▶ [What needs to be done]
Your answer should be a single number: the count of lines that hold the word "object".

[Dataset listings of figures]
+++++

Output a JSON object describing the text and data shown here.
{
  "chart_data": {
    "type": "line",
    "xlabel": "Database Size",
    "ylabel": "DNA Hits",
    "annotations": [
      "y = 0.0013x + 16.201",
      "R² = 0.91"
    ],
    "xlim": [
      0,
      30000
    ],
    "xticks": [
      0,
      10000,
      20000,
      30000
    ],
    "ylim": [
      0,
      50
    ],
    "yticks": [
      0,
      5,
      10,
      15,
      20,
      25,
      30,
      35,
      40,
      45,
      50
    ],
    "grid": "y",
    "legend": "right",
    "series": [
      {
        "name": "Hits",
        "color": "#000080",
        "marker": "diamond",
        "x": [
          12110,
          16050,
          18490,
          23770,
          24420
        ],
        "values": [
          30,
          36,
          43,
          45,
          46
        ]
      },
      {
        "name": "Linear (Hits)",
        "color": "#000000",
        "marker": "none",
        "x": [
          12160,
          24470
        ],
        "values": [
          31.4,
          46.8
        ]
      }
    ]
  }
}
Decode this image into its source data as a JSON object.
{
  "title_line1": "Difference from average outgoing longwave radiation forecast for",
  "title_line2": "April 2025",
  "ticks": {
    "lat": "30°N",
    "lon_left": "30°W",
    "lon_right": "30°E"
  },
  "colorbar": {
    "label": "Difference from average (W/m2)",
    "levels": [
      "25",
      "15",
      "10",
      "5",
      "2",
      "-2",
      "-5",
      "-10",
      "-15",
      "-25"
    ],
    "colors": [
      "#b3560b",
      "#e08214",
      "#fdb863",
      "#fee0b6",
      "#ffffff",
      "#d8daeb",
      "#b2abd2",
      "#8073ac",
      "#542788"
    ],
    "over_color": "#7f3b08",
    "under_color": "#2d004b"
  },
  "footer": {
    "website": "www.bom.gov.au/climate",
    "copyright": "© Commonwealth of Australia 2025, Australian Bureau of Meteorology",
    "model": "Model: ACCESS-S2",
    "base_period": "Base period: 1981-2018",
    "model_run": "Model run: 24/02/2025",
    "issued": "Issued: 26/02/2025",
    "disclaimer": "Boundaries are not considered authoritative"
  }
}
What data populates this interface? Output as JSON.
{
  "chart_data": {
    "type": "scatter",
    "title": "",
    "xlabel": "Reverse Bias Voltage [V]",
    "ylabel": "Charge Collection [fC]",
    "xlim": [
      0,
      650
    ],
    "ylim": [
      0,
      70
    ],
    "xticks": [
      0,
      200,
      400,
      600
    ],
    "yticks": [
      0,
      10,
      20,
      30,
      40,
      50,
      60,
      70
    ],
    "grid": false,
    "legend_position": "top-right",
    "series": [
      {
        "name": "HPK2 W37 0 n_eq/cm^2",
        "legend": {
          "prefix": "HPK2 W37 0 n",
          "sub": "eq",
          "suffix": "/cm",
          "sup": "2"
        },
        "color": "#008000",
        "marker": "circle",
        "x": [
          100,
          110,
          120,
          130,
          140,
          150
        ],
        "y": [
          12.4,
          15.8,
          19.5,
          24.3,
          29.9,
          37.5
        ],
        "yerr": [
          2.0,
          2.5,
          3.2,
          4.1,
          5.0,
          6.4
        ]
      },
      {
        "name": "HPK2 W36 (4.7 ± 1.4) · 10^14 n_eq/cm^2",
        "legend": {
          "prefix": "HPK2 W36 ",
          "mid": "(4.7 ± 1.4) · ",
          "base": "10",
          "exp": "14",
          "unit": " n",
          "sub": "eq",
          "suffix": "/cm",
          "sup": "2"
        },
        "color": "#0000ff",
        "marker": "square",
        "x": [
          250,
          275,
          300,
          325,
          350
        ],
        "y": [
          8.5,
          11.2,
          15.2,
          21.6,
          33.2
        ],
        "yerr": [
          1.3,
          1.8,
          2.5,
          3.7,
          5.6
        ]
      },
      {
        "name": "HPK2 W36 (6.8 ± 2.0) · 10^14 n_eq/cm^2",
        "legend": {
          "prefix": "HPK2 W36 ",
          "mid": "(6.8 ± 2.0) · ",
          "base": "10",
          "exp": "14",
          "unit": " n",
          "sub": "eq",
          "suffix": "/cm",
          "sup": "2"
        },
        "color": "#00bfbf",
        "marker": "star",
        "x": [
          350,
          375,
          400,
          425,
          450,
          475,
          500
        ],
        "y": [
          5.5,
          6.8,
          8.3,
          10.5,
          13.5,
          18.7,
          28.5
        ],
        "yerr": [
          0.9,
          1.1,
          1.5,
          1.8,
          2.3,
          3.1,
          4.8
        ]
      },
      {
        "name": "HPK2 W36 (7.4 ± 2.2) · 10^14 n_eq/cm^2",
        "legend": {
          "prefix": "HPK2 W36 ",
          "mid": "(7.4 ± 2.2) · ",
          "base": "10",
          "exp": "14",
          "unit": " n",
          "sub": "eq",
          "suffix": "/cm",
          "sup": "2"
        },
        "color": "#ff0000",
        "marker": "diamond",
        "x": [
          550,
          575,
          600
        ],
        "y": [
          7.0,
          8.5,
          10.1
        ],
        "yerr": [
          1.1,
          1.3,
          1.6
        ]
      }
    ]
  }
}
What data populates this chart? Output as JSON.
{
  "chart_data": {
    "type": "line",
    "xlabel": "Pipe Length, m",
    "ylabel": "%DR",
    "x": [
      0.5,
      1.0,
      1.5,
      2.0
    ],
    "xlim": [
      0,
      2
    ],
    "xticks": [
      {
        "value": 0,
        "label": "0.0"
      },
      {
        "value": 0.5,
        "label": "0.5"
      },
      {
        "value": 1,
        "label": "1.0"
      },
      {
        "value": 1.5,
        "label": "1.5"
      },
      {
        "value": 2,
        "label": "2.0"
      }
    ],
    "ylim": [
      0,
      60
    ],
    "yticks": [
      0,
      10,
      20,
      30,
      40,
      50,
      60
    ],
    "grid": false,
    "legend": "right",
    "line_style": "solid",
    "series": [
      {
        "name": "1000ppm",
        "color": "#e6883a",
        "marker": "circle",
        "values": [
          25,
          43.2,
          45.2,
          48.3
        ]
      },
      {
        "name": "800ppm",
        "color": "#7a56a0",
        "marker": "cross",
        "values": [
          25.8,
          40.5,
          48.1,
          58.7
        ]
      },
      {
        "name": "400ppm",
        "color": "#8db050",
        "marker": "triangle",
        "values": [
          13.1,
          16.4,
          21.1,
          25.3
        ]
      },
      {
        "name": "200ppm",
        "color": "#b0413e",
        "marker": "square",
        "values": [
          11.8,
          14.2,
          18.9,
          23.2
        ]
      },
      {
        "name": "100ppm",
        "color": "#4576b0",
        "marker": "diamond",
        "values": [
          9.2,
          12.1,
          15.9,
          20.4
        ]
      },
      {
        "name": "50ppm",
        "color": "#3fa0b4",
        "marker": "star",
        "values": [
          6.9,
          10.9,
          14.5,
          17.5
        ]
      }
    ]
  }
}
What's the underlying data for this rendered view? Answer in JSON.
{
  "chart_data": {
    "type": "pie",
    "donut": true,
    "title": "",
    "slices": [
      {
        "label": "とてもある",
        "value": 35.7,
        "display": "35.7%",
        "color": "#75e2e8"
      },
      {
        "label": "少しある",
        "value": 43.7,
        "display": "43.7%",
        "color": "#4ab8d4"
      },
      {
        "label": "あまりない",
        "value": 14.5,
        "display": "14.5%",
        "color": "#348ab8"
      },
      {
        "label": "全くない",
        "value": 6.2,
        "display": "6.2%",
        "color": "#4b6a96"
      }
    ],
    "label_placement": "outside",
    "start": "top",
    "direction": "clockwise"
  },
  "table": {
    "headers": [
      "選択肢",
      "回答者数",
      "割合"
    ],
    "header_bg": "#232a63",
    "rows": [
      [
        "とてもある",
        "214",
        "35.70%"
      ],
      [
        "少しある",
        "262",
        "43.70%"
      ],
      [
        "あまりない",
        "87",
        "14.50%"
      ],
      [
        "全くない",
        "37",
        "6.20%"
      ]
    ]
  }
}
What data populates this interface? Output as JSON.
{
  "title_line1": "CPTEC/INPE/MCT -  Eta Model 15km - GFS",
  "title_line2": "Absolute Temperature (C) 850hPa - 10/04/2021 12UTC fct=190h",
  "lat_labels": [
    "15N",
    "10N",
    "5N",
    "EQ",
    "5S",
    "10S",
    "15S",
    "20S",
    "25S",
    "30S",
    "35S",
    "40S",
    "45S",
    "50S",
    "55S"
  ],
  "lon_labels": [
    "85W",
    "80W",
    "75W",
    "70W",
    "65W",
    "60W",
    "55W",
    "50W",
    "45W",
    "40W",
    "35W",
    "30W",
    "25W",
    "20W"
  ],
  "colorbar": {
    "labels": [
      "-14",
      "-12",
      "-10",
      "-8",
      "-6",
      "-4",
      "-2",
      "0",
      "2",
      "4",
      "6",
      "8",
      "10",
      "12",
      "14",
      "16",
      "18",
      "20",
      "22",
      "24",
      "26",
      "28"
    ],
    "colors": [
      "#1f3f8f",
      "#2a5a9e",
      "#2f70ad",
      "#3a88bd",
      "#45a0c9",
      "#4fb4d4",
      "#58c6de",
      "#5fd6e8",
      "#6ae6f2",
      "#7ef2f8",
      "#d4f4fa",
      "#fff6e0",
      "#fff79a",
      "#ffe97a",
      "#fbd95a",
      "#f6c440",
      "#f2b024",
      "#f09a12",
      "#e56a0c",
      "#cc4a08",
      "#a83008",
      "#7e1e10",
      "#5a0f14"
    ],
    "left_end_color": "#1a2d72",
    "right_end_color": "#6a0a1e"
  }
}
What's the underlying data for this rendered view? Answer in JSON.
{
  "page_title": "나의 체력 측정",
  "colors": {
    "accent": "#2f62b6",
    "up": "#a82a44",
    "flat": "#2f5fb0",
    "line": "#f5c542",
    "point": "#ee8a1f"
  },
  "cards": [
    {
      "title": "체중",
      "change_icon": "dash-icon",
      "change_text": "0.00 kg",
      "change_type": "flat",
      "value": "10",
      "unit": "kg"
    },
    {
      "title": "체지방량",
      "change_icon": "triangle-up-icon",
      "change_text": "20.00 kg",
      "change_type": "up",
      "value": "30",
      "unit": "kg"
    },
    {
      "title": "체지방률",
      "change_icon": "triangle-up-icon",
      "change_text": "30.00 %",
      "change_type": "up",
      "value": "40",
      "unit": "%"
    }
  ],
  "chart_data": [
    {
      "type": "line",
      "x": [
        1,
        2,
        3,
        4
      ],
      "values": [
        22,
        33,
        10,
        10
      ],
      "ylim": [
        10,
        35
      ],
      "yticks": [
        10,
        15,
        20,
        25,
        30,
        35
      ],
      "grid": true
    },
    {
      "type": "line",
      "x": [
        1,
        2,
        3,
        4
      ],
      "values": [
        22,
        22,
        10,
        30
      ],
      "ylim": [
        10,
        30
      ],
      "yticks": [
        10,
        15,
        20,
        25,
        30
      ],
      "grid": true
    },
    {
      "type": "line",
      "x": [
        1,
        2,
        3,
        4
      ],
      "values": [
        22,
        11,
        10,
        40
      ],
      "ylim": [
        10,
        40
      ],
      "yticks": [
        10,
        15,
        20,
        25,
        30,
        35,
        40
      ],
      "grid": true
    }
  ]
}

+++++

▶ [Solution to this problem]
2